## Your instructions:
All entries below need to be written out exactly, but without their pictures.

** START **

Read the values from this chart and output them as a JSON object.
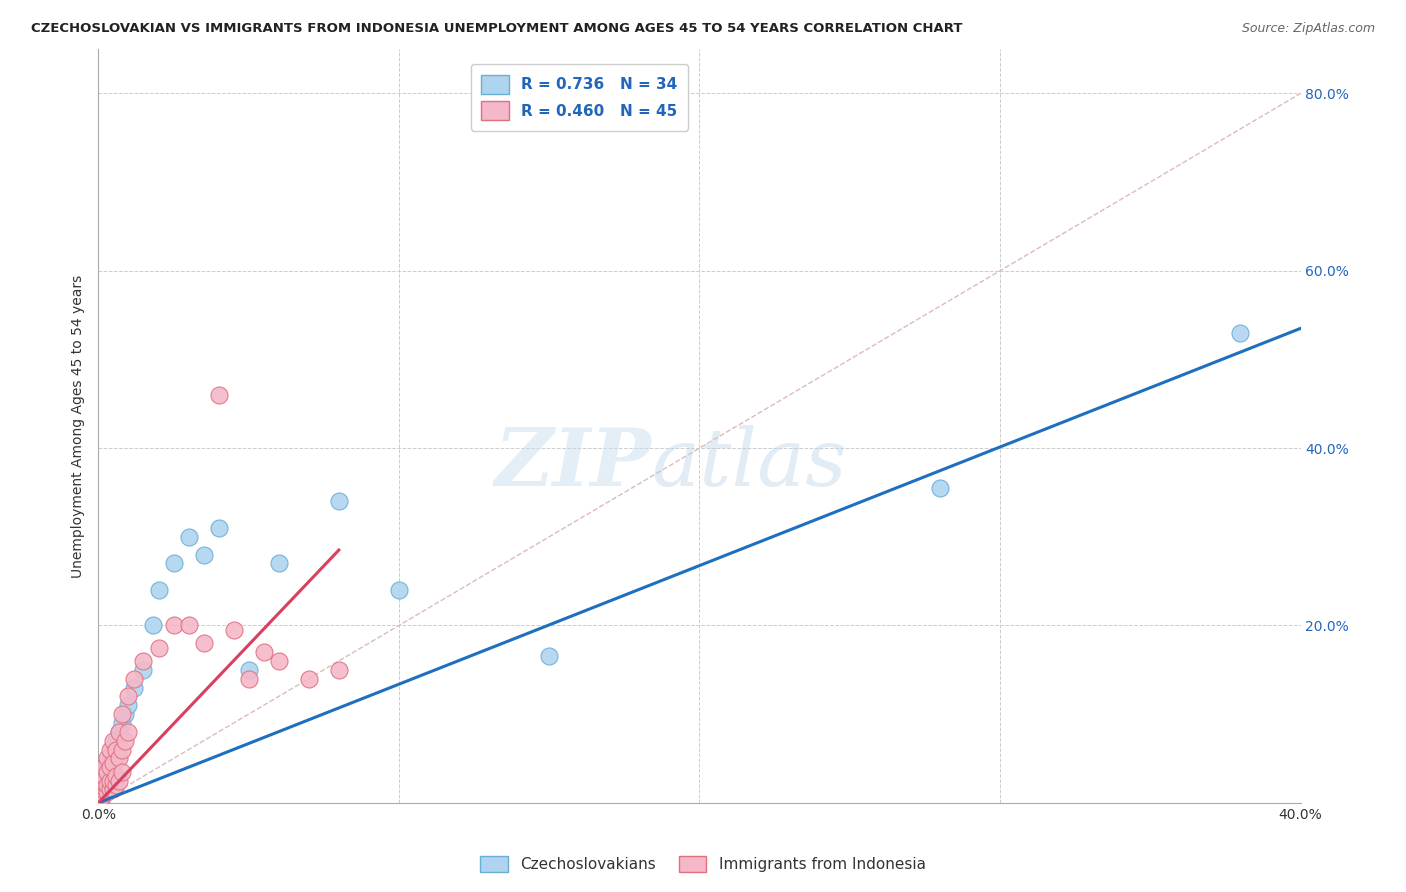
{
  "title": "CZECHOSLOVAKIAN VS IMMIGRANTS FROM INDONESIA UNEMPLOYMENT AMONG AGES 45 TO 54 YEARS CORRELATION CHART",
  "source": "Source: ZipAtlas.com",
  "ylabel": "Unemployment Among Ages 45 to 54 years",
  "xlim": [
    0,
    0.4
  ],
  "ylim": [
    0,
    0.85
  ],
  "xticks": [
    0.0,
    0.1,
    0.2,
    0.3,
    0.4
  ],
  "xticklabels": [
    "0.0%",
    "",
    "",
    "",
    "40.0%"
  ],
  "yticks_right": [
    0.2,
    0.4,
    0.6,
    0.8
  ],
  "yticklabels_right": [
    "20.0%",
    "40.0%",
    "60.0%",
    "80.0%"
  ],
  "series1_label": "Czechoslovakians",
  "series1_color": "#aed4f0",
  "series1_edge": "#6aaed6",
  "series1_R": 0.736,
  "series1_N": 34,
  "series1_line_color": "#1f6fbf",
  "series2_label": "Immigrants from Indonesia",
  "series2_color": "#f4b8c8",
  "series2_edge": "#e07080",
  "series2_R": 0.46,
  "series2_N": 45,
  "series2_line_color": "#d94060",
  "background_color": "#ffffff",
  "grid_color": "#cccccc",
  "watermark": "ZIPatlas",
  "czecho_x": [
    0.001,
    0.001,
    0.001,
    0.002,
    0.002,
    0.002,
    0.003,
    0.003,
    0.003,
    0.004,
    0.004,
    0.005,
    0.005,
    0.006,
    0.006,
    0.007,
    0.008,
    0.009,
    0.01,
    0.012,
    0.015,
    0.018,
    0.02,
    0.025,
    0.03,
    0.035,
    0.04,
    0.05,
    0.06,
    0.08,
    0.1,
    0.15,
    0.28,
    0.38
  ],
  "czecho_y": [
    0.005,
    0.008,
    0.01,
    0.015,
    0.02,
    0.025,
    0.03,
    0.035,
    0.04,
    0.045,
    0.05,
    0.055,
    0.06,
    0.05,
    0.07,
    0.08,
    0.09,
    0.1,
    0.11,
    0.13,
    0.15,
    0.2,
    0.24,
    0.27,
    0.3,
    0.28,
    0.31,
    0.15,
    0.27,
    0.34,
    0.24,
    0.165,
    0.355,
    0.53
  ],
  "indo_x": [
    0.001,
    0.001,
    0.001,
    0.001,
    0.002,
    0.002,
    0.002,
    0.002,
    0.003,
    0.003,
    0.003,
    0.003,
    0.004,
    0.004,
    0.004,
    0.004,
    0.005,
    0.005,
    0.005,
    0.005,
    0.006,
    0.006,
    0.006,
    0.007,
    0.007,
    0.007,
    0.008,
    0.008,
    0.008,
    0.009,
    0.01,
    0.01,
    0.012,
    0.015,
    0.02,
    0.025,
    0.03,
    0.035,
    0.04,
    0.045,
    0.05,
    0.055,
    0.06,
    0.07,
    0.08
  ],
  "indo_y": [
    0.003,
    0.006,
    0.01,
    0.015,
    0.018,
    0.022,
    0.03,
    0.04,
    0.012,
    0.02,
    0.035,
    0.05,
    0.015,
    0.025,
    0.04,
    0.06,
    0.015,
    0.025,
    0.045,
    0.07,
    0.02,
    0.03,
    0.06,
    0.025,
    0.05,
    0.08,
    0.035,
    0.06,
    0.1,
    0.07,
    0.08,
    0.12,
    0.14,
    0.16,
    0.175,
    0.2,
    0.2,
    0.18,
    0.46,
    0.195,
    0.14,
    0.17,
    0.16,
    0.14,
    0.15
  ],
  "czecho_line_x": [
    0.0,
    0.4
  ],
  "czecho_line_y": [
    0.0,
    0.535
  ],
  "indo_line_x": [
    0.0,
    0.08
  ],
  "indo_line_y": [
    0.0,
    0.285
  ]
}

** END **

## Solution for this exercise:
Read the values from this chart and output them as a JSON object.
{
  "title": "CZECHOSLOVAKIAN VS IMMIGRANTS FROM INDONESIA UNEMPLOYMENT AMONG AGES 45 TO 54 YEARS CORRELATION CHART",
  "source": "Source: ZipAtlas.com",
  "ylabel": "Unemployment Among Ages 45 to 54 years",
  "xlim": [
    0,
    0.4
  ],
  "ylim": [
    0,
    0.85
  ],
  "xticks": [
    0.0,
    0.1,
    0.2,
    0.3,
    0.4
  ],
  "xticklabels": [
    "0.0%",
    "",
    "",
    "",
    "40.0%"
  ],
  "yticks_right": [
    0.2,
    0.4,
    0.6,
    0.8
  ],
  "yticklabels_right": [
    "20.0%",
    "40.0%",
    "60.0%",
    "80.0%"
  ],
  "series1_label": "Czechoslovakians",
  "series1_color": "#aed4f0",
  "series1_edge": "#6aaed6",
  "series1_R": 0.736,
  "series1_N": 34,
  "series1_line_color": "#1f6fbf",
  "series2_label": "Immigrants from Indonesia",
  "series2_color": "#f4b8c8",
  "series2_edge": "#e07080",
  "series2_R": 0.46,
  "series2_N": 45,
  "series2_line_color": "#d94060",
  "background_color": "#ffffff",
  "grid_color": "#cccccc",
  "watermark": "ZIPatlas",
  "czecho_x": [
    0.001,
    0.001,
    0.001,
    0.002,
    0.002,
    0.002,
    0.003,
    0.003,
    0.003,
    0.004,
    0.004,
    0.005,
    0.005,
    0.006,
    0.006,
    0.007,
    0.008,
    0.009,
    0.01,
    0.012,
    0.015,
    0.018,
    0.02,
    0.025,
    0.03,
    0.035,
    0.04,
    0.05,
    0.06,
    0.08,
    0.1,
    0.15,
    0.28,
    0.38
  ],
  "czecho_y": [
    0.005,
    0.008,
    0.01,
    0.015,
    0.02,
    0.025,
    0.03,
    0.035,
    0.04,
    0.045,
    0.05,
    0.055,
    0.06,
    0.05,
    0.07,
    0.08,
    0.09,
    0.1,
    0.11,
    0.13,
    0.15,
    0.2,
    0.24,
    0.27,
    0.3,
    0.28,
    0.31,
    0.15,
    0.27,
    0.34,
    0.24,
    0.165,
    0.355,
    0.53
  ],
  "indo_x": [
    0.001,
    0.001,
    0.001,
    0.001,
    0.002,
    0.002,
    0.002,
    0.002,
    0.003,
    0.003,
    0.003,
    0.003,
    0.004,
    0.004,
    0.004,
    0.004,
    0.005,
    0.005,
    0.005,
    0.005,
    0.006,
    0.006,
    0.006,
    0.007,
    0.007,
    0.007,
    0.008,
    0.008,
    0.008,
    0.009,
    0.01,
    0.01,
    0.012,
    0.015,
    0.02,
    0.025,
    0.03,
    0.035,
    0.04,
    0.045,
    0.05,
    0.055,
    0.06,
    0.07,
    0.08
  ],
  "indo_y": [
    0.003,
    0.006,
    0.01,
    0.015,
    0.018,
    0.022,
    0.03,
    0.04,
    0.012,
    0.02,
    0.035,
    0.05,
    0.015,
    0.025,
    0.04,
    0.06,
    0.015,
    0.025,
    0.045,
    0.07,
    0.02,
    0.03,
    0.06,
    0.025,
    0.05,
    0.08,
    0.035,
    0.06,
    0.1,
    0.07,
    0.08,
    0.12,
    0.14,
    0.16,
    0.175,
    0.2,
    0.2,
    0.18,
    0.46,
    0.195,
    0.14,
    0.17,
    0.16,
    0.14,
    0.15
  ],
  "czecho_line_x": [
    0.0,
    0.4
  ],
  "czecho_line_y": [
    0.0,
    0.535
  ],
  "indo_line_x": [
    0.0,
    0.08
  ],
  "indo_line_y": [
    0.0,
    0.285
  ]
}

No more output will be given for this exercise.